** Begin ENTRIES SHOWN **

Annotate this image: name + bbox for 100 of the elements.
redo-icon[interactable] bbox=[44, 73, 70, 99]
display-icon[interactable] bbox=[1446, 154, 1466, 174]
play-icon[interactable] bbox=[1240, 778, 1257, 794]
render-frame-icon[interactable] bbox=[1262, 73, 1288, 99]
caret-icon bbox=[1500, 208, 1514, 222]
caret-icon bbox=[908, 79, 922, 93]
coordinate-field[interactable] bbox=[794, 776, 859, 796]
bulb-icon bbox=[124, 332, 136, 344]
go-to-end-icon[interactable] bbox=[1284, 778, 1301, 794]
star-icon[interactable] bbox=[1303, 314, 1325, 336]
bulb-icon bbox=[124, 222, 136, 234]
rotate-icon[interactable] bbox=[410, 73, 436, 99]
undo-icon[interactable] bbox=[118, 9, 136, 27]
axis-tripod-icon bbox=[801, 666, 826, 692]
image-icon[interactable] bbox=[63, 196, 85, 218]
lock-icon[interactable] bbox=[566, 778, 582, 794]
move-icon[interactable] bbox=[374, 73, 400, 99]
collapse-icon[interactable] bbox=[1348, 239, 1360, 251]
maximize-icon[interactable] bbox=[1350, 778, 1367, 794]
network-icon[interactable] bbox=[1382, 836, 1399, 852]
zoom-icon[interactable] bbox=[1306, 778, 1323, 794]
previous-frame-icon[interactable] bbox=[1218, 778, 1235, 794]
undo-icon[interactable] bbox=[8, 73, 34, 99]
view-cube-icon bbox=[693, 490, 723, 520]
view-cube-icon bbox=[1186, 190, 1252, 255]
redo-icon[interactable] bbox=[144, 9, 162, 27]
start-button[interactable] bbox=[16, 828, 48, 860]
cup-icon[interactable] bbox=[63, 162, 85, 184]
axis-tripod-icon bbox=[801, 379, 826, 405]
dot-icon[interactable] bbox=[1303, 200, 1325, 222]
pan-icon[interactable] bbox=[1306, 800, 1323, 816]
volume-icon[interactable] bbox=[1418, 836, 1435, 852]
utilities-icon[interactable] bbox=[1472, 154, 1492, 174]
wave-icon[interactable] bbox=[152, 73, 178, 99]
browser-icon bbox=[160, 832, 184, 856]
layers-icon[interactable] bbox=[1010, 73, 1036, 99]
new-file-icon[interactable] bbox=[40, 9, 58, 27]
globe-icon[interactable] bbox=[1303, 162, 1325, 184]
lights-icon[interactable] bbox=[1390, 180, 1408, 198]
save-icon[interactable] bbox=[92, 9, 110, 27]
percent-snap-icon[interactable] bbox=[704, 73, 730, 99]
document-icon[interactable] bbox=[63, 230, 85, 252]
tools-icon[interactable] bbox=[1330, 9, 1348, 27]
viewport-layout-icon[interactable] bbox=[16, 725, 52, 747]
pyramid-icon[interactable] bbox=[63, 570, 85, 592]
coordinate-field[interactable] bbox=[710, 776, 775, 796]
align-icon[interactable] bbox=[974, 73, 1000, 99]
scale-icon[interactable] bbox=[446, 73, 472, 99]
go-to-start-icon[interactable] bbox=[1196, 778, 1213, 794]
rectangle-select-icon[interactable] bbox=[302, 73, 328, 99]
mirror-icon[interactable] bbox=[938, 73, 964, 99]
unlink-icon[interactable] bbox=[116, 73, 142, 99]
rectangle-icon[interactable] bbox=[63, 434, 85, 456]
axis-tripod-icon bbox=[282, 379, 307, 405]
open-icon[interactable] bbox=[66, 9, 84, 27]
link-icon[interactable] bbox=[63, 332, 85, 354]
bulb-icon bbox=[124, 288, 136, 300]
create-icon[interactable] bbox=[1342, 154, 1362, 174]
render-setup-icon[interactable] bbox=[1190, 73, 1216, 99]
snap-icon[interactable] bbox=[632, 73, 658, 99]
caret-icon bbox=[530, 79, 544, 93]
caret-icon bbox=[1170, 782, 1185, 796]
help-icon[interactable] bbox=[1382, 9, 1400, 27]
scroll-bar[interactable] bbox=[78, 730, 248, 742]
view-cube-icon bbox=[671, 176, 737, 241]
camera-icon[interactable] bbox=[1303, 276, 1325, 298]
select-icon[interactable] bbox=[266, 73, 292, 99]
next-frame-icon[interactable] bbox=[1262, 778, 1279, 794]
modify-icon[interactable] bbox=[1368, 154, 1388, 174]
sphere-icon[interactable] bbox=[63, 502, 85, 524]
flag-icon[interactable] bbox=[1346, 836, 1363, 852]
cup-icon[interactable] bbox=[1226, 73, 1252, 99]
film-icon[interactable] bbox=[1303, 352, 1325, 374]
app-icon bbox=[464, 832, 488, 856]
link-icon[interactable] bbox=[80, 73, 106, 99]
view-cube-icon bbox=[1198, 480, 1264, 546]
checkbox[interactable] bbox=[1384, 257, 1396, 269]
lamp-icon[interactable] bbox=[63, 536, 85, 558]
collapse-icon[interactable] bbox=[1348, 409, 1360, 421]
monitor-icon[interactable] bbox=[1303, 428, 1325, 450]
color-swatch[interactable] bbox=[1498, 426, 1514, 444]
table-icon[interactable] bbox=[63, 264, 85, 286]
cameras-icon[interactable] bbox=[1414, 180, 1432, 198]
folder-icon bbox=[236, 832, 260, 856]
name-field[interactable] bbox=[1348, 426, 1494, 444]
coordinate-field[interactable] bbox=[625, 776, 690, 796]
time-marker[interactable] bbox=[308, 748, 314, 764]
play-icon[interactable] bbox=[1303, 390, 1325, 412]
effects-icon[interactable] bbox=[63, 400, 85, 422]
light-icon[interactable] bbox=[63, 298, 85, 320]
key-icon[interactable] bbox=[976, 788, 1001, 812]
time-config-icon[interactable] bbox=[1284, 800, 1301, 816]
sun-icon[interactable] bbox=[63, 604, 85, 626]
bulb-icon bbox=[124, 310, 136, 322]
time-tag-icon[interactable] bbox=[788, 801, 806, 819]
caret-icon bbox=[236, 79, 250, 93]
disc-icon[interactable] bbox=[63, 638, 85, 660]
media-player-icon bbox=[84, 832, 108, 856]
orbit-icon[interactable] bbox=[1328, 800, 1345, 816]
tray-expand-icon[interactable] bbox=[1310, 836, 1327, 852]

** End ENTRIES SHOWN **

* _WHAT IS EXPECTED_
Reproduce the data above verbatim, from its first line through the line containing "layers-icon[interactable] bbox=[1010, 73, 1036, 99]", with both of those lines included.

* _SOLUTION TO THE PROBLEM_
Annotate this image: name + bbox for 100 of the elements.
redo-icon[interactable] bbox=[44, 73, 70, 99]
display-icon[interactable] bbox=[1446, 154, 1466, 174]
play-icon[interactable] bbox=[1240, 778, 1257, 794]
render-frame-icon[interactable] bbox=[1262, 73, 1288, 99]
caret-icon bbox=[1500, 208, 1514, 222]
caret-icon bbox=[908, 79, 922, 93]
coordinate-field[interactable] bbox=[794, 776, 859, 796]
bulb-icon bbox=[124, 332, 136, 344]
go-to-end-icon[interactable] bbox=[1284, 778, 1301, 794]
star-icon[interactable] bbox=[1303, 314, 1325, 336]
bulb-icon bbox=[124, 222, 136, 234]
rotate-icon[interactable] bbox=[410, 73, 436, 99]
undo-icon[interactable] bbox=[118, 9, 136, 27]
axis-tripod-icon bbox=[801, 666, 826, 692]
image-icon[interactable] bbox=[63, 196, 85, 218]
lock-icon[interactable] bbox=[566, 778, 582, 794]
move-icon[interactable] bbox=[374, 73, 400, 99]
collapse-icon[interactable] bbox=[1348, 239, 1360, 251]
maximize-icon[interactable] bbox=[1350, 778, 1367, 794]
network-icon[interactable] bbox=[1382, 836, 1399, 852]
zoom-icon[interactable] bbox=[1306, 778, 1323, 794]
previous-frame-icon[interactable] bbox=[1218, 778, 1235, 794]
undo-icon[interactable] bbox=[8, 73, 34, 99]
view-cube-icon bbox=[693, 490, 723, 520]
view-cube-icon bbox=[1186, 190, 1252, 255]
redo-icon[interactable] bbox=[144, 9, 162, 27]
start-button[interactable] bbox=[16, 828, 48, 860]
cup-icon[interactable] bbox=[63, 162, 85, 184]
axis-tripod-icon bbox=[801, 379, 826, 405]
dot-icon[interactable] bbox=[1303, 200, 1325, 222]
pan-icon[interactable] bbox=[1306, 800, 1323, 816]
volume-icon[interactable] bbox=[1418, 836, 1435, 852]
utilities-icon[interactable] bbox=[1472, 154, 1492, 174]
wave-icon[interactable] bbox=[152, 73, 178, 99]
browser-icon bbox=[160, 832, 184, 856]
layers-icon[interactable] bbox=[1010, 73, 1036, 99]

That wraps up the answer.